◆ DIRECTIONS
Find the word "xlabel" in the material below and gather every line that contains it.

◆ INPUT DATA
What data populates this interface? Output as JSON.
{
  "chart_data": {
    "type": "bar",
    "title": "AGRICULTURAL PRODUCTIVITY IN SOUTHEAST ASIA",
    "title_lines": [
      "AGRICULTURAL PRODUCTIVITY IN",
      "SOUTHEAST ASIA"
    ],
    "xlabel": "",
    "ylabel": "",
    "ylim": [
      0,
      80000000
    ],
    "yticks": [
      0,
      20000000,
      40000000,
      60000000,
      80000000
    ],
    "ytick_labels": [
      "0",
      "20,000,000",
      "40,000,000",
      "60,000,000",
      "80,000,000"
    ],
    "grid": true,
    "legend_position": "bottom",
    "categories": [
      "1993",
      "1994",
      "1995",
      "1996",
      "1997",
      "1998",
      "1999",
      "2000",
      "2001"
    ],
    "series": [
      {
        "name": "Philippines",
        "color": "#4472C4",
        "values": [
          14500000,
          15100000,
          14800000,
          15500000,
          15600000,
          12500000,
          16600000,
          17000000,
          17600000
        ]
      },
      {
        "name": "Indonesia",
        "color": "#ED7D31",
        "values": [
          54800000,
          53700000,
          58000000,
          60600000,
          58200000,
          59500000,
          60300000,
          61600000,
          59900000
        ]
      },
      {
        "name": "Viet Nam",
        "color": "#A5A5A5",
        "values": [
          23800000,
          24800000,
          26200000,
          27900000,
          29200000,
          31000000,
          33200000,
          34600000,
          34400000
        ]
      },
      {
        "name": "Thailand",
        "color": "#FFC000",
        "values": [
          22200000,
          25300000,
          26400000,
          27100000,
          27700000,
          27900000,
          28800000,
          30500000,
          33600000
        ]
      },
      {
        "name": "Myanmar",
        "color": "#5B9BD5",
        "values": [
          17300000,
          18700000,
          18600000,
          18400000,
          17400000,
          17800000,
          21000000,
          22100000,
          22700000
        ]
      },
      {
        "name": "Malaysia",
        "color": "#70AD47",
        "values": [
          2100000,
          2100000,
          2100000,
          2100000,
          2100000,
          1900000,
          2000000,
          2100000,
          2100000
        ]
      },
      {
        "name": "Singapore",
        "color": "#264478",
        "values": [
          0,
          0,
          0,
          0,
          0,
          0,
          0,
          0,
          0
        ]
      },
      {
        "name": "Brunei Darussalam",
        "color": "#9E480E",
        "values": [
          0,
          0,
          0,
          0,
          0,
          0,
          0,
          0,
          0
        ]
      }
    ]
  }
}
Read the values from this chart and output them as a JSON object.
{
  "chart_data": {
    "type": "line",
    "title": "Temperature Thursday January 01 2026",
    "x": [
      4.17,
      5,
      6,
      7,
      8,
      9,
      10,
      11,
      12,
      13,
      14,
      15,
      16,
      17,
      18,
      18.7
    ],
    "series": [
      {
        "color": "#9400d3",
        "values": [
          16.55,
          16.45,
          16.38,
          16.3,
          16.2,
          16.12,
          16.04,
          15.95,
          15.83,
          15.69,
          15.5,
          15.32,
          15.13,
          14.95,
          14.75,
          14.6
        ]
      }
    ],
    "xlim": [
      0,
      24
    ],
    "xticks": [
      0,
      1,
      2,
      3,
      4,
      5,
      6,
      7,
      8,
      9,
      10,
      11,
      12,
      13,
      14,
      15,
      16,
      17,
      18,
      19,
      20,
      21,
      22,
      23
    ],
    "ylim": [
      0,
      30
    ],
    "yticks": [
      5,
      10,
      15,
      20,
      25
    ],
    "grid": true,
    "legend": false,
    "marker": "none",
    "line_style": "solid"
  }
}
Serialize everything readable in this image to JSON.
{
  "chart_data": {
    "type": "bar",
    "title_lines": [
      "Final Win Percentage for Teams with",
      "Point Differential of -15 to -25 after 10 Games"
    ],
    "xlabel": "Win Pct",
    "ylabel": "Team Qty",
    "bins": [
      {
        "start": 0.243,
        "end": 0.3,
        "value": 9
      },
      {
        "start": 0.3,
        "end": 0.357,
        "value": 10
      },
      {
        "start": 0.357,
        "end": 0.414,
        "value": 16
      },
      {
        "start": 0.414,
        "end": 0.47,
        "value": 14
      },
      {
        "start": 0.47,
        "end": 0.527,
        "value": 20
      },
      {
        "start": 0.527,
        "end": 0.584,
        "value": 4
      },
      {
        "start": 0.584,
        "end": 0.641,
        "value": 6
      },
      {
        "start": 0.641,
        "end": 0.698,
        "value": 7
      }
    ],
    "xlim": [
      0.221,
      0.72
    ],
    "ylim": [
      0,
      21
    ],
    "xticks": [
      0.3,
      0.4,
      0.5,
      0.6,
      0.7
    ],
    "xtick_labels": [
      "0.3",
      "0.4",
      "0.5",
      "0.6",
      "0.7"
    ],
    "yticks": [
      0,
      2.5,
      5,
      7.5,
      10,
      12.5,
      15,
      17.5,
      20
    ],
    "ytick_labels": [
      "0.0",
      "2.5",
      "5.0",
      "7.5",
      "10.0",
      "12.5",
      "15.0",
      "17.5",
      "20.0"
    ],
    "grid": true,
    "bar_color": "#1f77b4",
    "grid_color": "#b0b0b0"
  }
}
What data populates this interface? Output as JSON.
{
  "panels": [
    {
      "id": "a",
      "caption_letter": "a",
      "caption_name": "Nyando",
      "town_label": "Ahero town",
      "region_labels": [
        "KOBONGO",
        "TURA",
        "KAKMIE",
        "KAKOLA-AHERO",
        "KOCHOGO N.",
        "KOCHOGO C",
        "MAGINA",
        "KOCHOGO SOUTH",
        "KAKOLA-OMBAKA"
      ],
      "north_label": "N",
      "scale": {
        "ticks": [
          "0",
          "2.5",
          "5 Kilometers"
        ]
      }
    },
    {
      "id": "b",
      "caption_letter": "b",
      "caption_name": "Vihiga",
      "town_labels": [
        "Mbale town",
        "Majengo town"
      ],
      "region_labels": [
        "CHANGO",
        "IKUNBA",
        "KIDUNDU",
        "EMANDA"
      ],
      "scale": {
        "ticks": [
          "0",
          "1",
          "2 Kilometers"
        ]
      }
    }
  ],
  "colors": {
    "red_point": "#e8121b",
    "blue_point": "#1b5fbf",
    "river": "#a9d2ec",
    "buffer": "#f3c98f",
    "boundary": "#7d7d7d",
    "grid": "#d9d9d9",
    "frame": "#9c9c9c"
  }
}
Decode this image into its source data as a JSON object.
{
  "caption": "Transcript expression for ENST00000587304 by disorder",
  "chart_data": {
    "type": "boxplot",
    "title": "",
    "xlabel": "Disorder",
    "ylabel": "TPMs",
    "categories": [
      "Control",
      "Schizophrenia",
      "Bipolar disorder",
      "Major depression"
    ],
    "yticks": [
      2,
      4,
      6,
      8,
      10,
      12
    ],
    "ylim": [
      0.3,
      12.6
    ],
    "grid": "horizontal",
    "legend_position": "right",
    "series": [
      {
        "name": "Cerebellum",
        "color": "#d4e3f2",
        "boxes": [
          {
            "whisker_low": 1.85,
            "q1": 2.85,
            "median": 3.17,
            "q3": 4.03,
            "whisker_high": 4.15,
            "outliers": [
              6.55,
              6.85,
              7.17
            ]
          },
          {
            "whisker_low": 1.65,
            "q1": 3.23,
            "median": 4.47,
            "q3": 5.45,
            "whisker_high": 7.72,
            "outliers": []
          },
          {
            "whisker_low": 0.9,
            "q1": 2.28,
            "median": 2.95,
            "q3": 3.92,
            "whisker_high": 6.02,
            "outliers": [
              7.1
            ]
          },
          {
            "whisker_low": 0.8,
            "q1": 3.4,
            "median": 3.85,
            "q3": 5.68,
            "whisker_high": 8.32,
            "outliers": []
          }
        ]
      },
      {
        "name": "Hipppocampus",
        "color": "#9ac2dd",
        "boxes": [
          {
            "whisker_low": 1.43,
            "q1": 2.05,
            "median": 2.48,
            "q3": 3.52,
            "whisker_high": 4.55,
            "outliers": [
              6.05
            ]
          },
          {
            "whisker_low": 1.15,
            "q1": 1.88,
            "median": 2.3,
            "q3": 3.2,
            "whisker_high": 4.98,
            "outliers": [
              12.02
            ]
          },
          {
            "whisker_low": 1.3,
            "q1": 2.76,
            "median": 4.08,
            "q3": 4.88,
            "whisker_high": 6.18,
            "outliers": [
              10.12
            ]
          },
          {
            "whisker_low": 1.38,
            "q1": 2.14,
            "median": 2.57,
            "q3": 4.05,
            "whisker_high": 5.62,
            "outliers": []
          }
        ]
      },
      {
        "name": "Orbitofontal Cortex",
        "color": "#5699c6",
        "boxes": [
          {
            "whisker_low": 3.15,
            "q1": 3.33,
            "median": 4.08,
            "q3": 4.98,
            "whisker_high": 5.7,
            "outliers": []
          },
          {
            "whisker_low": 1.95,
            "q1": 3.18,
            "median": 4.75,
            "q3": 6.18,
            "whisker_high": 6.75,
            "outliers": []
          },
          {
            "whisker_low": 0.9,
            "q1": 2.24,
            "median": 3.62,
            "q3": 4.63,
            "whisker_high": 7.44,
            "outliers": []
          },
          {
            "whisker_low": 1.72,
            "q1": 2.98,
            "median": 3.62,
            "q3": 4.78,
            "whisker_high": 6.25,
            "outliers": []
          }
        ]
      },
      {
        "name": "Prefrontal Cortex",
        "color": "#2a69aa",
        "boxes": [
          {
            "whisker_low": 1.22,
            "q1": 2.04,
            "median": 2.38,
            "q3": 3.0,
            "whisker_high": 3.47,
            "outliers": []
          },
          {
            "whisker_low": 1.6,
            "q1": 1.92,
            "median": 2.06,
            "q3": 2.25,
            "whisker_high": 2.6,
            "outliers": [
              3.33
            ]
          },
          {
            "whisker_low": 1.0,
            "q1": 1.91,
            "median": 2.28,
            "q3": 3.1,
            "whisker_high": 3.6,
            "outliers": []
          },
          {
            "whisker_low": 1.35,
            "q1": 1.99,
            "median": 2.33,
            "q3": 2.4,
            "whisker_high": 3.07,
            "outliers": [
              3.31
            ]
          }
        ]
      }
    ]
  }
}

◆ PROBLEM SOLUTION
    "xlabel": "",
    "xlabel": "Win Pct",
    "xlabel": "Disorder",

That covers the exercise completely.